Direction:
Reproduce the lines of the records below, from their first line through the line containing "- popup-blocked-icon: [720, 724, 734, 737]", with both of those lines included and every character kept unchanged.
⁂
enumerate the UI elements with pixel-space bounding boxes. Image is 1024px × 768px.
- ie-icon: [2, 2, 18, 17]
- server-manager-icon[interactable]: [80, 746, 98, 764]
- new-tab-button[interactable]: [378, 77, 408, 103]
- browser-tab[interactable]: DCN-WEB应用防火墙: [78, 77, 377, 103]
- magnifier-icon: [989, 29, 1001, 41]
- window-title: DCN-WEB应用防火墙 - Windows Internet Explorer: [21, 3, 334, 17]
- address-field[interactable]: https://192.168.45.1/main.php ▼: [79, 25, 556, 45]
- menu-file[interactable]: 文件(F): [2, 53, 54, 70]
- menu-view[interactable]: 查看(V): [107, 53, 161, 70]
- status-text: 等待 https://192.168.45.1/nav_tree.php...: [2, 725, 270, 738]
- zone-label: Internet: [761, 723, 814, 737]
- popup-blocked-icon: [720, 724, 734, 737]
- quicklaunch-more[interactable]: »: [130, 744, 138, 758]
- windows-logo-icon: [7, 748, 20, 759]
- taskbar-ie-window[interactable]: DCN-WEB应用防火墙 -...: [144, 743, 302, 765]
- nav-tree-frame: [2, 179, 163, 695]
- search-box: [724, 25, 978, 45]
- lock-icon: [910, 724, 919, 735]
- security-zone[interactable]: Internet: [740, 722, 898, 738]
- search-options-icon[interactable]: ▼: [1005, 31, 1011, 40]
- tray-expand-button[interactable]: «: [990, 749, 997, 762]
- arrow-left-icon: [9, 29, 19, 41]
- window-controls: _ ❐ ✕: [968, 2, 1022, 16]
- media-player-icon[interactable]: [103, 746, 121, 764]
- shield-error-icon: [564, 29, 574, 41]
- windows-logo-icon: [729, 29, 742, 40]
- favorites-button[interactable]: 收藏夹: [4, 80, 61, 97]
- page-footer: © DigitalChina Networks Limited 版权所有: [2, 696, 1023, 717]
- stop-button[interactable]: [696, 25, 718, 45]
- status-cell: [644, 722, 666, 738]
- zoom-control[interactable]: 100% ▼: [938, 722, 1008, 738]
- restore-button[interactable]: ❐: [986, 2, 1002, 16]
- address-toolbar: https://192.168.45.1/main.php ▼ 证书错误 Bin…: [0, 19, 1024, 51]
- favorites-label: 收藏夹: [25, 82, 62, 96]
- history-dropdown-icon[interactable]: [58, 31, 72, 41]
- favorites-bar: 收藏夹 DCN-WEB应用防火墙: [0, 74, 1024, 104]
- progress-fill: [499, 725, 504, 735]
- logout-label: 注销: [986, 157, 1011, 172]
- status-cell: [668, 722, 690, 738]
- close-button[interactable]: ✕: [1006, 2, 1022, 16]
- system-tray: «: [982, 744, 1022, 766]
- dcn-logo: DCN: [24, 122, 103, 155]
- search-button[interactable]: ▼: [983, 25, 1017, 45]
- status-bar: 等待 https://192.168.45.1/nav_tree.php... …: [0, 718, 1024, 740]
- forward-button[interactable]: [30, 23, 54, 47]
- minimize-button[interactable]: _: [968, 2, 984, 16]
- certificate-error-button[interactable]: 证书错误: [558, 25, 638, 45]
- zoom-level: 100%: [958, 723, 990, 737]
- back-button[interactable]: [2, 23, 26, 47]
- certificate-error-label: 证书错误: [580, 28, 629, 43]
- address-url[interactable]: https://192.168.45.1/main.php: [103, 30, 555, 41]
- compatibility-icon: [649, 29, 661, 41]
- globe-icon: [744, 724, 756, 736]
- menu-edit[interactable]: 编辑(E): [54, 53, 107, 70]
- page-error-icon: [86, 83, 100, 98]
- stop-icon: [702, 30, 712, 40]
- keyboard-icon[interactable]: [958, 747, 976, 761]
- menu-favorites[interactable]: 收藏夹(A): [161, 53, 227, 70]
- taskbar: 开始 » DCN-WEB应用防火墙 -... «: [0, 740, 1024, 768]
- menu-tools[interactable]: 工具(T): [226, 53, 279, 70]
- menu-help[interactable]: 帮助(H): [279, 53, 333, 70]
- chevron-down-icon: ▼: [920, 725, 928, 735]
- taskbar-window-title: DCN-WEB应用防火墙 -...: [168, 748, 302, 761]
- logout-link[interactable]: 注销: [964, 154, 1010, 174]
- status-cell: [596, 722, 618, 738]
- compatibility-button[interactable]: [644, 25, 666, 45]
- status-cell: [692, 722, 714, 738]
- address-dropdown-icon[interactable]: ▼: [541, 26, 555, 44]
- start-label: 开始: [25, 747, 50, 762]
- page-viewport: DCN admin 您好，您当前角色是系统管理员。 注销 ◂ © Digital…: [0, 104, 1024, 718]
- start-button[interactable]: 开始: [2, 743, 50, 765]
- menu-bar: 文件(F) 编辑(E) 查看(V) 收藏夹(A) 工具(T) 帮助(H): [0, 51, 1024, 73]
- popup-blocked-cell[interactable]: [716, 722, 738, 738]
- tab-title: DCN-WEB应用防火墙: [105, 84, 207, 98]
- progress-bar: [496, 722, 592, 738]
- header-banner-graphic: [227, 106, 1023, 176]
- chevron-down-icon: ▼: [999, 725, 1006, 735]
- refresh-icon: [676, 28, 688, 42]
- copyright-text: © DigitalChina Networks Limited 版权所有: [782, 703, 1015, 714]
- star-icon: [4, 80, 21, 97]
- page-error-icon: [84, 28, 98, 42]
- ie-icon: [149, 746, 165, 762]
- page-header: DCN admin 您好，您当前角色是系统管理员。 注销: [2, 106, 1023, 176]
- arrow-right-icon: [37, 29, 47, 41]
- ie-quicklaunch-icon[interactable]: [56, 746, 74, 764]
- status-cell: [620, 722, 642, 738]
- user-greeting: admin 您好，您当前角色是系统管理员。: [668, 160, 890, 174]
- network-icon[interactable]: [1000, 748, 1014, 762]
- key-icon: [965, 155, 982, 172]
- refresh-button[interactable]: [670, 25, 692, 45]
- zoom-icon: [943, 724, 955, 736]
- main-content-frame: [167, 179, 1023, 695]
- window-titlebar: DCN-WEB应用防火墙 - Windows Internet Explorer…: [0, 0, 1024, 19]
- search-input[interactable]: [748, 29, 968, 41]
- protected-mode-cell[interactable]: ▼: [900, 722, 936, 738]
⁂
Solution to this exercise:
enumerate the UI elements with pixel-space bounding boxes. Image is 1024px × 768px.
- ie-icon: [2, 2, 18, 17]
- server-manager-icon[interactable]: [80, 746, 98, 764]
- new-tab-button[interactable]: [378, 77, 408, 103]
- browser-tab[interactable]: DCN-WEB应用防火墙: [78, 77, 377, 103]
- magnifier-icon: [989, 29, 1001, 41]
- window-title: DCN-WEB应用防火墙 - Windows Internet Explorer: [21, 3, 334, 17]
- address-field[interactable]: https://192.168.45.1/main.php ▼: [79, 25, 556, 45]
- menu-file[interactable]: 文件(F): [2, 53, 54, 70]
- menu-view[interactable]: 查看(V): [107, 53, 161, 70]
- status-text: 等待 https://192.168.45.1/nav_tree.php...: [2, 725, 270, 738]
- zone-label: Internet: [761, 723, 814, 737]
- popup-blocked-icon: [720, 724, 734, 737]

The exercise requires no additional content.